» **Extracted material**:
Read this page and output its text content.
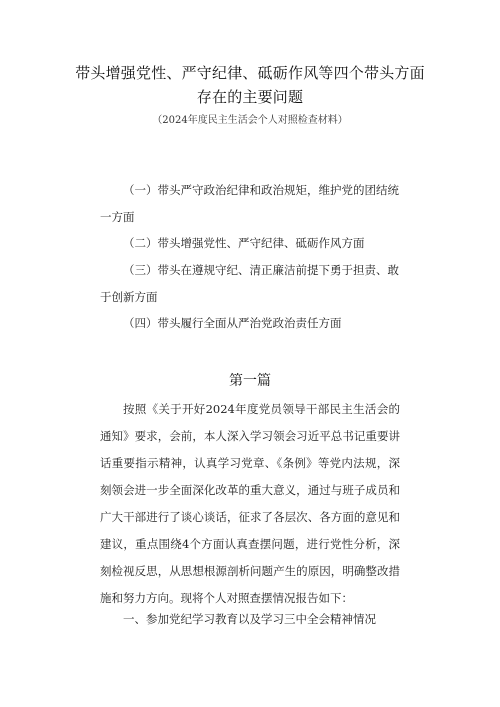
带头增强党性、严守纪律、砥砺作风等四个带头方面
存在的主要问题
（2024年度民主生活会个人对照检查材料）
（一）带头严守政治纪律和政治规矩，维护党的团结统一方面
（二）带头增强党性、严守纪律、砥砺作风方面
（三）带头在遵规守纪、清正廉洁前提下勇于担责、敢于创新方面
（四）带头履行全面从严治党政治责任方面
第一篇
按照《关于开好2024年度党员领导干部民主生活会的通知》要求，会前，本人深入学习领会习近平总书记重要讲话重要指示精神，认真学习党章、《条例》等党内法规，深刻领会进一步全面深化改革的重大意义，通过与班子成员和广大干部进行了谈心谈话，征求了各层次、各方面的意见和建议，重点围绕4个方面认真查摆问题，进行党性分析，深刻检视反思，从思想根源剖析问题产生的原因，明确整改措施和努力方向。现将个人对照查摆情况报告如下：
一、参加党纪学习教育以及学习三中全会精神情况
---
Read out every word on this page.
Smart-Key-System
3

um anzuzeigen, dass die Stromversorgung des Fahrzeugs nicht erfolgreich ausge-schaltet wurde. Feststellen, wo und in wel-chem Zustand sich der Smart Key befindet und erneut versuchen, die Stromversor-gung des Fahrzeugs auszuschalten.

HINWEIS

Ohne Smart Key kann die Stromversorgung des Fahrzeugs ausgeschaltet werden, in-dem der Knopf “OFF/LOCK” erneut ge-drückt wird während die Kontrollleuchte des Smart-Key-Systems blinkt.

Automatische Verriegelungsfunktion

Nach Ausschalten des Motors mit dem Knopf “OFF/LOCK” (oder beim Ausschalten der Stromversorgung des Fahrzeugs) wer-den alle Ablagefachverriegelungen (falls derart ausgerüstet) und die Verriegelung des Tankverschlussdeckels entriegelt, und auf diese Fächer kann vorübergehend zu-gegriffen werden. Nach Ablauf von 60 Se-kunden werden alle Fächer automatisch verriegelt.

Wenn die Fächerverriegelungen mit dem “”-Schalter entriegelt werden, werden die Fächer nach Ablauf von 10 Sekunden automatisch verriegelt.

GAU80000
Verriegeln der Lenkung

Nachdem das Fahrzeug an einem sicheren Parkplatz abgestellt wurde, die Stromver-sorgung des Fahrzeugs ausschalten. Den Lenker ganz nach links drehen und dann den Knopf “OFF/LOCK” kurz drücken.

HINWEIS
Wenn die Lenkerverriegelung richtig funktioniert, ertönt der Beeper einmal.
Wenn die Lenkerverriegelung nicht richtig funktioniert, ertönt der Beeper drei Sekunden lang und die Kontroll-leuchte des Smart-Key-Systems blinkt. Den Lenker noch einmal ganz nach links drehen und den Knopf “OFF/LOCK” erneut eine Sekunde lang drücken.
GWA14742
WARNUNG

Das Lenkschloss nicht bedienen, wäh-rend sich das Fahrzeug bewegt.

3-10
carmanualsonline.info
* * *
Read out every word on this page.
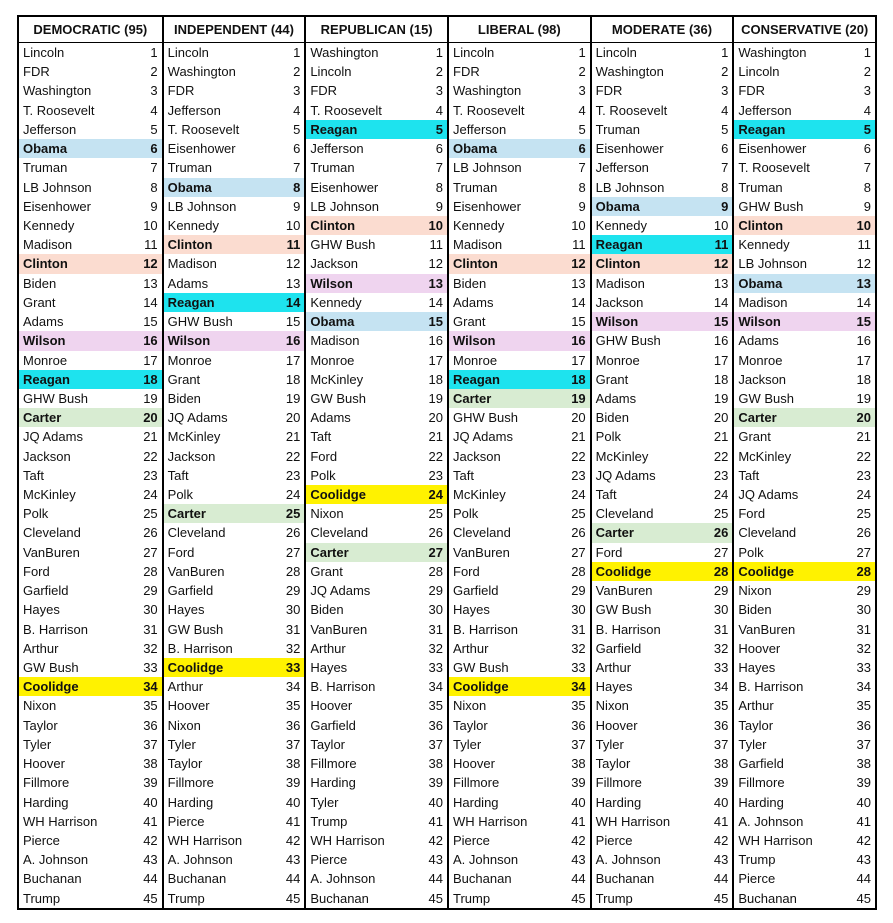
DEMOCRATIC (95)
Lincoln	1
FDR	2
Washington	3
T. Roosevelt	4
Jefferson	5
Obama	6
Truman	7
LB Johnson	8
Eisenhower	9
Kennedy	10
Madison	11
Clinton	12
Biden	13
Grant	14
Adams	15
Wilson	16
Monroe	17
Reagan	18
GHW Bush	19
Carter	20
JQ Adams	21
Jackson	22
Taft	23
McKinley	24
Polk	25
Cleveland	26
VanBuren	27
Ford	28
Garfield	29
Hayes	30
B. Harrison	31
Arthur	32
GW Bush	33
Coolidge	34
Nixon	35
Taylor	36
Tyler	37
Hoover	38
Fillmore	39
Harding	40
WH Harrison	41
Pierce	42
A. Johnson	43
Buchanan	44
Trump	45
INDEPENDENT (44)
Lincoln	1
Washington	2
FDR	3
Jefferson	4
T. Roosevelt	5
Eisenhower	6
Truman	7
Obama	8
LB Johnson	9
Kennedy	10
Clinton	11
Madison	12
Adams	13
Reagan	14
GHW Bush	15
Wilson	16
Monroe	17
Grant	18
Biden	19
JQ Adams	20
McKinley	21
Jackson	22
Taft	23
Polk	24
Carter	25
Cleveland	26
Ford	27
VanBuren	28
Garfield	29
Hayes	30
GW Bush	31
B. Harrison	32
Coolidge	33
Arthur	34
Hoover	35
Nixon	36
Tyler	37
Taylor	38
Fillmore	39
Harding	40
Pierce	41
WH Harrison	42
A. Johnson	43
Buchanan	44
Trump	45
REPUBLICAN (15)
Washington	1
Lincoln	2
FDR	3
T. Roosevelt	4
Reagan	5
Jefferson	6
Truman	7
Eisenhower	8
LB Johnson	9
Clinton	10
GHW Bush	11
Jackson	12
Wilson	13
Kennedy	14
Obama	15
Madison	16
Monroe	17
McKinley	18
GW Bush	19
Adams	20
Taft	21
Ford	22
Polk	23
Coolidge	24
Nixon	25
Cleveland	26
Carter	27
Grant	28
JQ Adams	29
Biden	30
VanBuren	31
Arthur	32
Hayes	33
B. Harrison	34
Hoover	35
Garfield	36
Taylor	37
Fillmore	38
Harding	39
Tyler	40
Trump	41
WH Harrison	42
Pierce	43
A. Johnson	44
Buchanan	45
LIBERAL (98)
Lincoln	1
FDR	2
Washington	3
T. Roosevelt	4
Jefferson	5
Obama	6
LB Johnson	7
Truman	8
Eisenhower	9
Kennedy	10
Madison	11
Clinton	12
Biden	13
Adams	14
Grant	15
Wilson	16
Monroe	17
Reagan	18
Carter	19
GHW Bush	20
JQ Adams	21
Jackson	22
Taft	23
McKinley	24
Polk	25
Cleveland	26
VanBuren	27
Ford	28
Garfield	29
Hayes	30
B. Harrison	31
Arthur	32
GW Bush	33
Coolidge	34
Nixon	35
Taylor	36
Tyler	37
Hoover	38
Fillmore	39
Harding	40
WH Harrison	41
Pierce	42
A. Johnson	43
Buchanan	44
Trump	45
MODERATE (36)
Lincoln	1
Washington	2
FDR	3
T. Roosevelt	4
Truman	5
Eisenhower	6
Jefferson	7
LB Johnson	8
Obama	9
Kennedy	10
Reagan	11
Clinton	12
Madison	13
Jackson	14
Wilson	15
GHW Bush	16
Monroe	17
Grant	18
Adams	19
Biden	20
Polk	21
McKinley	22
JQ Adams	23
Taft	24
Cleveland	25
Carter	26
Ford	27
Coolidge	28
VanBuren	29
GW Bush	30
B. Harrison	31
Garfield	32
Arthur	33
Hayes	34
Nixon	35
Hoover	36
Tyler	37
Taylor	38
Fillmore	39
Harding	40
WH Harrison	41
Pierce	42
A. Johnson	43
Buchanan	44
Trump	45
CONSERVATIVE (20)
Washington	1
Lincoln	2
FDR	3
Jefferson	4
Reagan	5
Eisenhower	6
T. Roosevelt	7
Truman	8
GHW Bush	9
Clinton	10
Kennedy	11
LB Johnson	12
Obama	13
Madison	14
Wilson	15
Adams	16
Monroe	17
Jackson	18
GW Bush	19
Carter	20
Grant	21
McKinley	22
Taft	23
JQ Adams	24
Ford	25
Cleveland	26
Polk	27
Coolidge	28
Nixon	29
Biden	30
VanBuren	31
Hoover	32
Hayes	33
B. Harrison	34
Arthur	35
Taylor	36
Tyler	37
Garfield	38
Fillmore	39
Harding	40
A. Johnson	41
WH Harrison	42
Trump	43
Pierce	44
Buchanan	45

» **The request**: Search the records above for the string "Systems". Copy every line that contains it.

» **Result**:
Ohne Smart Key kann die Stromversorgung des Fahrzeugs ausgeschaltet werden, in-dem der Knopf “OFF/LOCK” erneut ge-drückt wird während die Kontrollleuchte des Smart-Key-Systems blinkt.
Wenn die Lenkerverriegelung nicht richtig funktioniert, ertönt der Beeper drei Sekunden lang und die Kontroll-leuchte des Smart-Key-Systems blinkt. Den Lenker noch einmal ganz nach links drehen und den Knopf “OFF/LOCK” erneut eine Sekunde lang drücken.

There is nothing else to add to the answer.